Excerpted data
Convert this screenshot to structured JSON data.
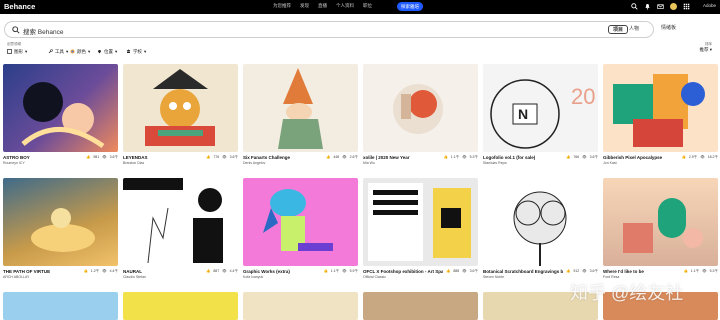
{
  "header": {
    "logo": "Behance",
    "nav": [
      "为您推荐",
      "发现",
      "直播",
      "个人资料",
      "职位"
    ],
    "cta": "探索雅培",
    "adobe": "Adobe"
  },
  "search": {
    "placeholder": "搜索 Behance",
    "tabs": [
      "项目",
      "人物",
      "情绪板"
    ],
    "active_tab": "项目"
  },
  "filters": {
    "label": "创意领域",
    "items": [
      "图形",
      "工具",
      "颜色",
      "位置",
      "学校"
    ],
    "sort_label": "排序",
    "sort_value": "推荐"
  },
  "cards": [
    {
      "title": "ASTRO BOY",
      "author": "Roumeyn ICY",
      "likes": "981",
      "views": "3.6千"
    },
    {
      "title": "LEYENDAS",
      "author": "Brandon Diaz",
      "likes": "776",
      "views": "3.6千"
    },
    {
      "title": "Six Fanarts Challenge",
      "author": "Denis Angelov",
      "likes": "448",
      "views": "2.6千"
    },
    {
      "title": "xolile | 2020 New Year",
      "author": "Mia Wu",
      "likes": "1.1千",
      "views": "5.3千"
    },
    {
      "title": "Logofolio vol.1 (for sale)",
      "author": "Stanislav Repa",
      "likes": "766",
      "views": "3.6千"
    },
    {
      "title": "Gibberish Pixel Apocalypse",
      "author": "Jon Kast",
      "likes": "2.9千",
      "views": "18.2千"
    },
    {
      "title": "THE PATH OF VIRTUE",
      "author": "ARCH ABOLLAY",
      "likes": "1.2千",
      "views": "4.4千"
    },
    {
      "title": "NAURAL",
      "author": "Claudiu Stefan",
      "likes": "887",
      "views": "4.4千"
    },
    {
      "title": "Graphic Works (extra)",
      "author": "Kofa Ivanyuk",
      "likes": "1.1千",
      "views": "5.9千"
    },
    {
      "title": "OFCL X Footshop exhibition - Art Space 3",
      "author": "Official Classic",
      "likes": "888",
      "views": "3.6千"
    },
    {
      "title": "Botanical Scratchboard Engravings by Steven Noble",
      "author": "Steven Noble",
      "likes": "912",
      "views": "3.6千"
    },
    {
      "title": "Where I'd like to be",
      "author": "Ford Resa",
      "likes": "1.1千",
      "views": "5.3千"
    }
  ],
  "watermark": "知乎 @绘友社",
  "colors": {
    "accent": "#1f5bff",
    "topbar": "#000000"
  }
}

Given problem
Across the records, how many lines contain "Steven"? Only the number should be given.

Response to the exercise
2